### Questions on the material
1. Answer these questions using the deployment discussion below:
(a) Which language is named as better than .bat scripting?
(b) Which two tools does the writer's team combine for automated builds and deployment/installs?
(c) For how many years did the dev company build web apps?
2. In the deployment discussion below, list every drawback that appears under "Script cons:".

(Document passage begins)

Seems more difficult to customize than using a custom script
Script pros:
Easier to customize, although certain steps might require lots of/cryptic scripting (working with IIS, lower-level computer administration)
Don't have to deal with low-level weirdness of MSI
Script cons:
.bat scripting is not the most readable or writable language. (Powershell is better, but then you have to worry about whether Powershell is installed on the target machine).
Low-level operations require a lot of administrative scripting for commit/rollback behavior
No built in support for installing or rolling-back (MSI has some support built-in)
One thing I've come across that helps with MSIs is WiX (http://wix.sourceforge.net/), but even WiX seems pretty cryptic in a lot of ways. We use a combination of MSBuild and WiX to do automated builds and deployment/installs, and it works okay for us.
Overall, I'd probably lean more towards doing MSI/WiX (or other installer toolkit) deployments over scripts. MSIs are the standard way of doing installs on Windows, and once you get it working, you usually don't have to change too much. MSBuild or some other build framework (NAnt, etc.), can be useful for setting up the deployment (renaming files, doing string replacements, etc.), before putting together the final MSI package.
Running a dev company that build web apps for five years we struggled with this and tried a bunch of solutions. Here are a couple tips:
Always replace the entire web directory with your code (except if you have content generated by the web site, like a CMS). It's pretty fast to do this and incremental deployments can introduce phantom bugs if files are left around.
Have your build process (Nant, MSBuild, whatever) mod the .config files for each environment and build for what you push for. Alternately you can use registry settings so that the .config files are the same but that means a dedicated machine for each environment. May or may not be an issue.

(Document passage ends)
(Material supplied begins)

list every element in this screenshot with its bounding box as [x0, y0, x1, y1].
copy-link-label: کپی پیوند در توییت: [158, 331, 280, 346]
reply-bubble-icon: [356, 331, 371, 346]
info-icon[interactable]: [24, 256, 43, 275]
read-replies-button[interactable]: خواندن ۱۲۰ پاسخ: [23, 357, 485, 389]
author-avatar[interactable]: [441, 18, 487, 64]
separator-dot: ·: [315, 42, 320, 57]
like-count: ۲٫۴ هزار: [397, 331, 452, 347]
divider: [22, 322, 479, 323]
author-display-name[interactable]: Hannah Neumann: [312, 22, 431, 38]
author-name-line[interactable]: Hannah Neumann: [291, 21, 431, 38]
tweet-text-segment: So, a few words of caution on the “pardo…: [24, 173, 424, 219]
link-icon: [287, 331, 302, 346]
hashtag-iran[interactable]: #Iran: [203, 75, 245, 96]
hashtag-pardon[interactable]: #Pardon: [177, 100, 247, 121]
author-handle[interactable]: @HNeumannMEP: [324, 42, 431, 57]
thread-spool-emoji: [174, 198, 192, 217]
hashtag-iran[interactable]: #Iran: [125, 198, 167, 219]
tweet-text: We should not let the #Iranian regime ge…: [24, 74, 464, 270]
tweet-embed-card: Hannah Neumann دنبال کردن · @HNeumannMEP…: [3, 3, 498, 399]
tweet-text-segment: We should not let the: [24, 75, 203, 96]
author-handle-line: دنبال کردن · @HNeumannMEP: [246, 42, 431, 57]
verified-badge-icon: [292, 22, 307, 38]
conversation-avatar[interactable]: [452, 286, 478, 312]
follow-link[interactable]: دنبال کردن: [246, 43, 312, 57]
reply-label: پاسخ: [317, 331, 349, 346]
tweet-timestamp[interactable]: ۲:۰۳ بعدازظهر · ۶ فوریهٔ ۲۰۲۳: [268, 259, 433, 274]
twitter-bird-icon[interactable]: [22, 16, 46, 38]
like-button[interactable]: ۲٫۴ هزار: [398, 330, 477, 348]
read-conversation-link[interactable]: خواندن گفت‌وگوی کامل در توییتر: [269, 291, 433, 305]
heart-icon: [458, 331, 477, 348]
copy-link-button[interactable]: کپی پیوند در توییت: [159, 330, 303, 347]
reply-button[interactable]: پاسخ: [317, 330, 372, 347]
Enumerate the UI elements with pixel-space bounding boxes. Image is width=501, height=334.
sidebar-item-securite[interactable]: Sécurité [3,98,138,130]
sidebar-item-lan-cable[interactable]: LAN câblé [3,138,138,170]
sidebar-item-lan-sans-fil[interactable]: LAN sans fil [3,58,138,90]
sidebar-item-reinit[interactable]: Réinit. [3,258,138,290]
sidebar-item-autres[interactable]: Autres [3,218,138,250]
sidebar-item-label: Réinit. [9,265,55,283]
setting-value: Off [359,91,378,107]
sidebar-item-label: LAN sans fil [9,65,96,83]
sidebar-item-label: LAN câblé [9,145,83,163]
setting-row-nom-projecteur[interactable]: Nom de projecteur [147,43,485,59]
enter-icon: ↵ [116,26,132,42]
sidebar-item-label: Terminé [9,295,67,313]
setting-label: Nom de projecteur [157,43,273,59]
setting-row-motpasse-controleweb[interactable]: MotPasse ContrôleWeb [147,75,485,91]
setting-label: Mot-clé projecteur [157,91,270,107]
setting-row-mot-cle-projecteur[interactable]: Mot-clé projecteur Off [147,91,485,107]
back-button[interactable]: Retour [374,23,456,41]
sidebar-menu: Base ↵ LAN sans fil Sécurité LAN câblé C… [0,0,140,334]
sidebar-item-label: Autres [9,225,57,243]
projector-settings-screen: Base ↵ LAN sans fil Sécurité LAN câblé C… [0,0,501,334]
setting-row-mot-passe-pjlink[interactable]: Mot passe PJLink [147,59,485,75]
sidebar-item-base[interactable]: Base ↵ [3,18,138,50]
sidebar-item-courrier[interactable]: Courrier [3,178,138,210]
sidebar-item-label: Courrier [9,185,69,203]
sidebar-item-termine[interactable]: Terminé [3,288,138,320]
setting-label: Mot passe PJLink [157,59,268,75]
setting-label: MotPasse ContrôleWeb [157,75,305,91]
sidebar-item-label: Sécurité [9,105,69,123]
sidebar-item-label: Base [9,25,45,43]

(Material supplied ends)

### Answers by task
1.
(a) Powershell
(b) MSBuild and WiX
(c) Five years

2.
- .bat scripting is not the most readable or writable language, and Powershell, though better, may not be installed on the target machine.
- Low-level operations require a lot of administrative scripting for commit/rollback behavior.
- There is no built-in support for installing or rolling back.